• _Source material_
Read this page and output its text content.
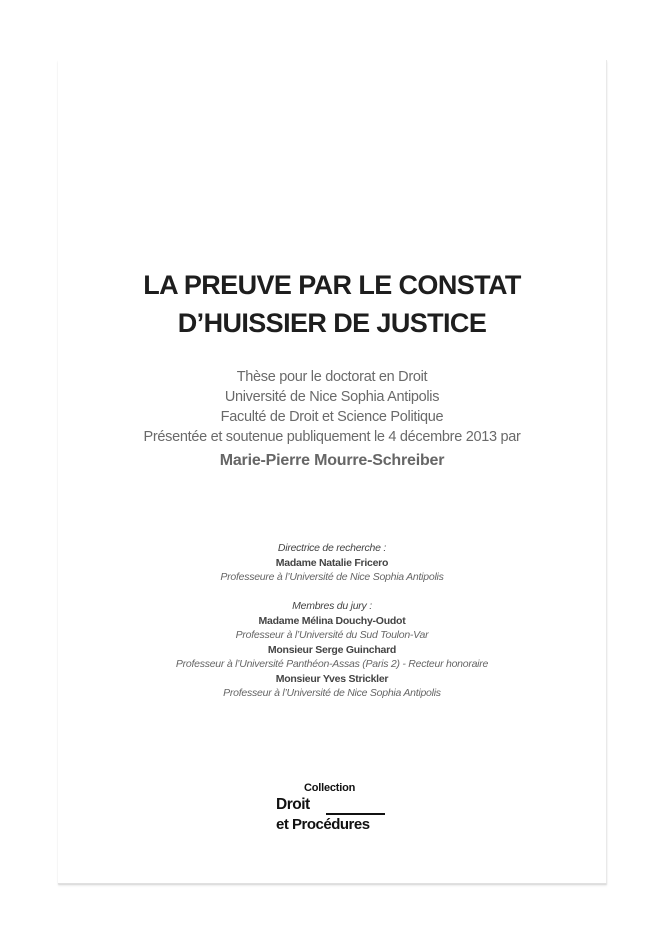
LA PREUVE PAR LE CONSTAT
D’HUISSIER DE JUSTICE
Thèse pour le doctorat en Droit
Université de Nice Sophia Antipolis
Faculté de Droit et Science Politique
Présentée et soutenue publiquement le 4 décembre 2013 par
Marie-Pierre Mourre-Schreiber
Directrice de recherche :
Madame Natalie Fricero
Professeure à l’Université de Nice Sophia Antipolis
Membres du jury :
Madame Mélina Douchy-Oudot
Professeur à l’Université du Sud Toulon-Var
Monsieur Serge Guinchard
Professeur à l’Université Panthéon-Assas (Paris 2) - Recteur honoraire
Monsieur Yves Strickler
Professeur à l’Université de Nice Sophia Antipolis
Collection
Droit
et Procédures
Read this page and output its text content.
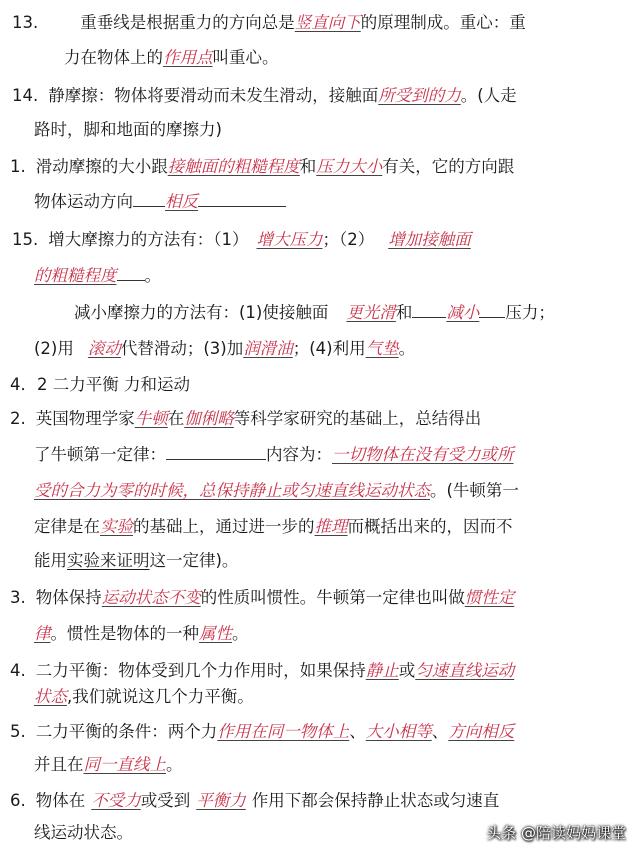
13.	重垂线是根据重力的方向总是竖直向下的原理制成。重心：重
力在物体上的作用点叫重心。
14. 静摩擦：物体将要滑动而未发生滑动，接触面所受到的力。(人走
路时，脚和地面的摩擦力)
1. 滑动摩擦的大小跟接触面的粗糙程度和压力大小有关，它的方向跟
物体运动方向 相反
15. 增大摩擦力的方法有：（1） 增大压力；（2） 增加接触面
的粗糙程度 。
减小摩擦力的方法有：(1)使接触面 更光滑和 减小 压力；
(2)用 滚动代替滑动；(3)加润滑油；(4)利用气垫。
4．2 二力平衡 力和运动
2. 英国物理学家牛顿在伽俐略等科学家研究的基础上，总结得出
了牛顿第一定律：	内容为：一切物体在没有受力或所
受的合力为零的时候，总保持静止或匀速直线运动状态。(牛顿第一
定律是在实验的基础上，通过进一步的推理而概括出来的，因而不
能用实验来证明这一定律)。
3. 物体保持运动状态不变的性质叫惯性。牛顿第一定律也叫做惯性定
律。惯性是物体的一种属性。
4. 二力平衡：物体受到几个力作用时，如果保持静止或匀速直线运动
状态,我们就说这几个力平衡。
5. 二力平衡的条件：两个力作用在同一物体上、大小相等、方向相反
并且在同一直线上。
6. 物体在 不受力或受到 平衡力 作用下都会保持静止状态或匀速直
线运动状态。	头条 @陪读妈妈课堂
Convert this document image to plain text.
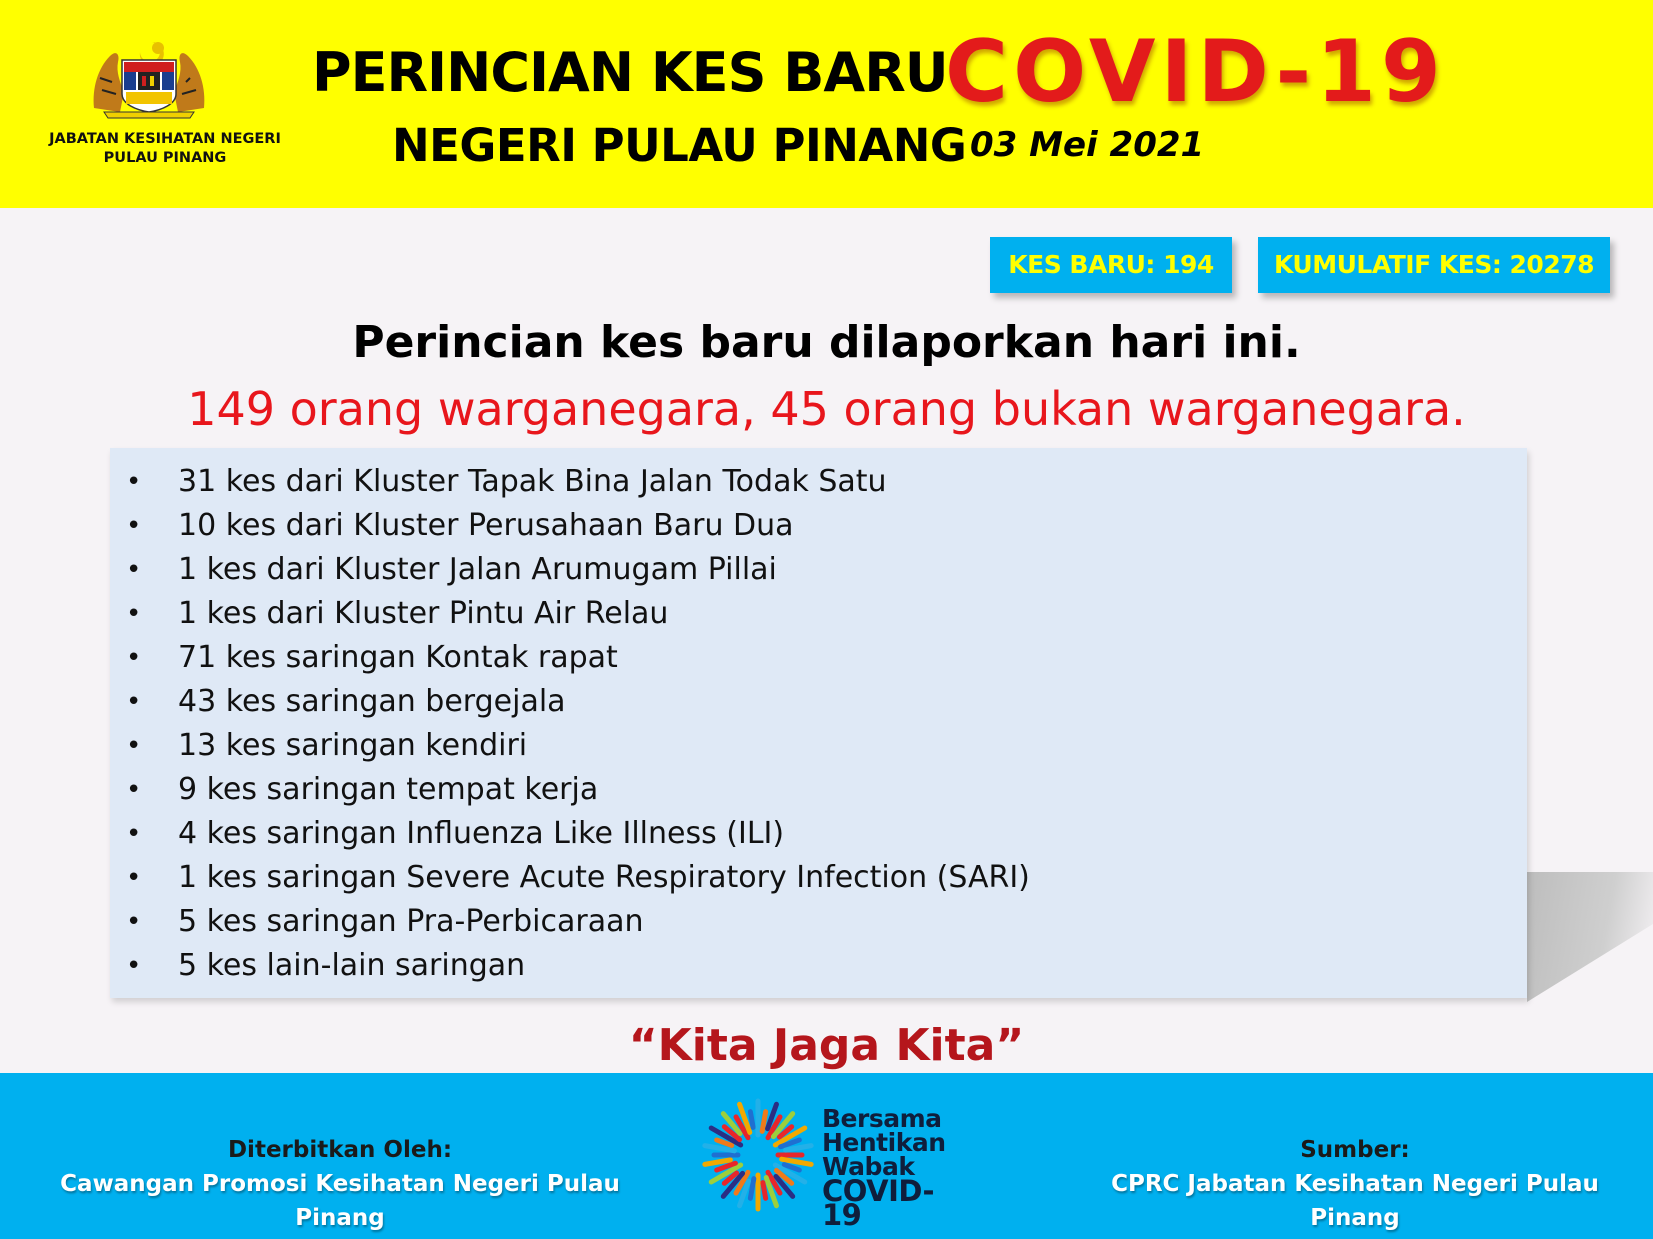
JABATAN KESIHATAN NEGERI
PULAU PINANG
PERINCIAN KES BARU
COVID-19
NEGERI PULAU PINANG 03 Mei 2021
KES BARU: 194	KUMULATIF KES: 20278
Perincian kes baru dilaporkan hari ini.
149 orang warganegara, 45 orang bukan warganegara.
• 31 kes dari Kluster Tapak Bina Jalan Todak Satu
• 10 kes dari Kluster Perusahaan Baru Dua
• 1 kes dari Kluster Jalan Arumugam Pillai
• 1 kes dari Kluster Pintu Air Relau
• 71 kes saringan Kontak rapat
• 43 kes saringan bergejala
• 13 kes saringan kendiri
• 9 kes saringan tempat kerja
• 4 kes saringan Influenza Like Illness (ILI)
• 1 kes saringan Severe Acute Respiratory Infection (SARI)
• 5 kes saringan Pra-Perbicaraan
• 5 kes lain-lain saringan
“Kita Jaga Kita”
Diterbitkan Oleh:
Cawangan Promosi Kesihatan Negeri Pulau Pinang
Sumber:
CPRC Jabatan Kesihatan Negeri Pulau Pinang
Bersama
Hentikan
Wabak
COVID-19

• _The problem_
Scan the entries above. Copy each line that has the string "Madame".

• _Task output_
Madame Natalie Fricero
Madame Mélina Douchy-Oudot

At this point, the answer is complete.